→ Listed entries
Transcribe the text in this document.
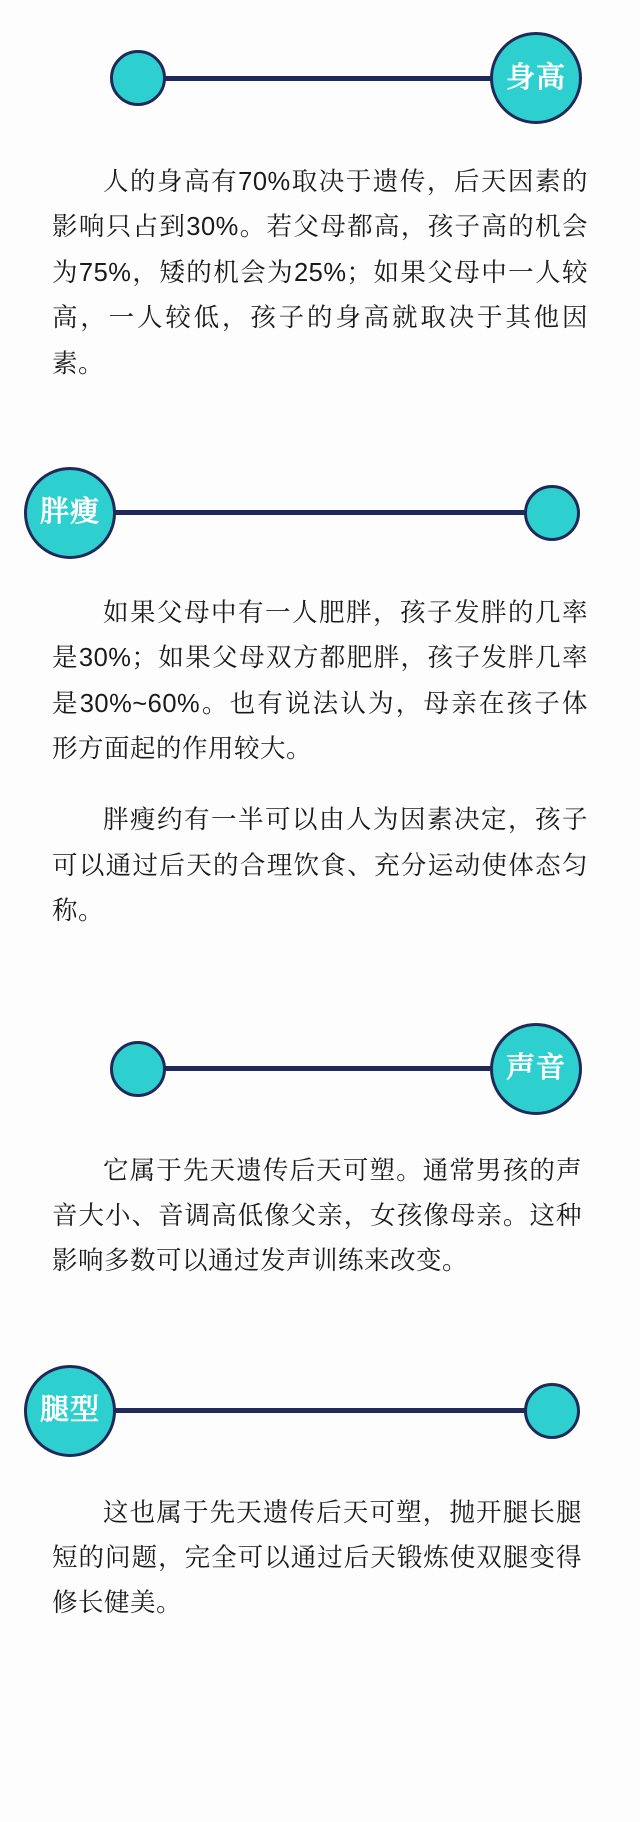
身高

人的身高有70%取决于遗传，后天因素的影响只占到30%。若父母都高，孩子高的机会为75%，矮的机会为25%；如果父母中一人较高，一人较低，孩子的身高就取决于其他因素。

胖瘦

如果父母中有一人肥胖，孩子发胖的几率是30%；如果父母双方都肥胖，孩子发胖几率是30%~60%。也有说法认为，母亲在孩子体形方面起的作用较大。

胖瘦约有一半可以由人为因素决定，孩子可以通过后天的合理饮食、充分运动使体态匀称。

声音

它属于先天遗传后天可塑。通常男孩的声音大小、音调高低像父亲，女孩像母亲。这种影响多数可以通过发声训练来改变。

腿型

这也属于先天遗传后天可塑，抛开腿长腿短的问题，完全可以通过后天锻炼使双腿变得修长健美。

→ Directions
Write the material out again exactly as it appears, dropping the pictures.

→ Completed task
Transcribe the text in this document.
身高

人的身高有70%取决于遗传，后天因素的影响只占到30%。若父母都高，孩子高的机会为75%，矮的机会为25%；如果父母中一人较高，一人较低，孩子的身高就取决于其他因素。

胖瘦

如果父母中有一人肥胖，孩子发胖的几率是30%；如果父母双方都肥胖，孩子发胖几率是30%~60%。也有说法认为，母亲在孩子体形方面起的作用较大。

胖瘦约有一半可以由人为因素决定，孩子可以通过后天的合理饮食、充分运动使体态匀称。

声音

它属于先天遗传后天可塑。通常男孩的声音大小、音调高低像父亲，女孩像母亲。这种影响多数可以通过发声训练来改变。

腿型

这也属于先天遗传后天可塑，抛开腿长腿短的问题，完全可以通过后天锻炼使双腿变得修长健美。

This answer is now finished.